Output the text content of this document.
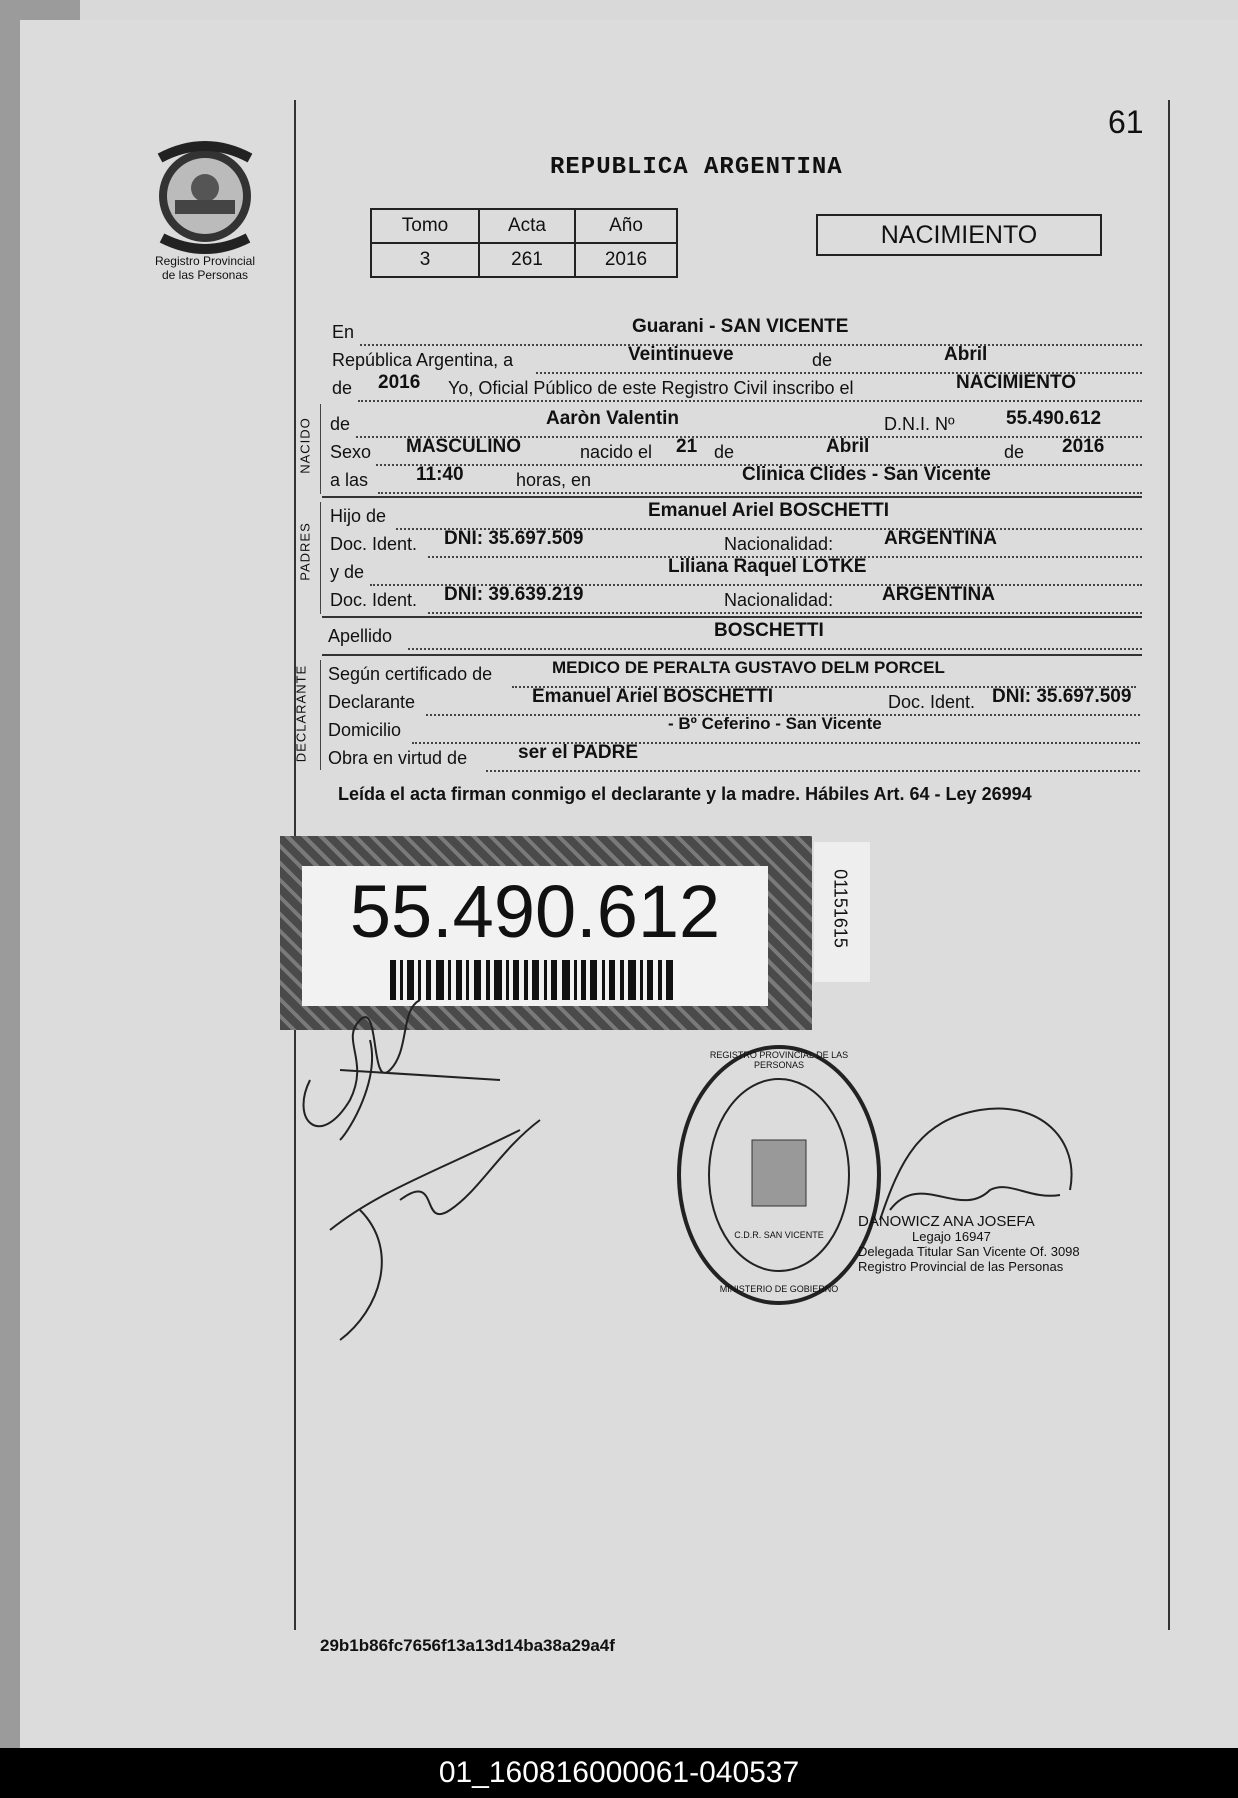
61
Registro Provincial
de las Personas
REPUBLICA ARGENTINA
Tomo	Acta	Año
3	261	2016
NACIMIENTO
En	Guarani - SAN VICENTE
República Argentina, a	Veintinueve	de	Abril
de 2016 Yo, Oficial Público de este Registro Civil inscribo el	NACIMIENTO
NACIDO de	Aaròn Valentin	D.N.I. Nº	55.490.612
Sexo MASCULINO	nacido el 21 de	Abril	de 2016
a las	11:40	horas, en	Clinica Clides - San Vicente
PADRES
Hijo de	Emanuel Ariel BOSCHETTI
Doc. Ident. DNI: 35.697.509	Nacionalidad:	ARGENTINA
y de	Liliana Raquel LOTKE
Doc. Ident. DNI: 39.639.219	Nacionalidad:	ARGENTINA
Apellido	BOSCHETTI
DECLARANTE Según certificado de	MEDICO DE PERALTA GUSTAVO DELM PORCEL
Declarante	Emanuel Ariel BOSCHETTI	Doc. Ident. DNI: 35.697.509
Domicilio	- Bº Ceferino - San Vicente
Obra en virtud de	ser el PADRE
Leída el acta firman conmigo el declarante y la madre. Hábiles Art. 64 - Ley 26994
55.490.612	01151615
REGISTRO PROVINCIAL DE LAS PERSONAS
C.D.R. SAN VICENTE
MINISTERIO DE GOBIERNO
DANOWICZ ANA JOSEFA
Legajo 16947
Delegada Titular San Vicente Of. 3098
Registro Provincial de las Personas
29b1b86fc7656f13a13d14ba38a29a4f
01_160816000061-040537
============
**AIM:** Copy out every line of the data that includes the word "Abril".

**EXERCISE RESPONSE:**
República Argentina, a	Veintinueve	de	Abril
Sexo MASCULINO	nacido el 21 de	Abril	de 2016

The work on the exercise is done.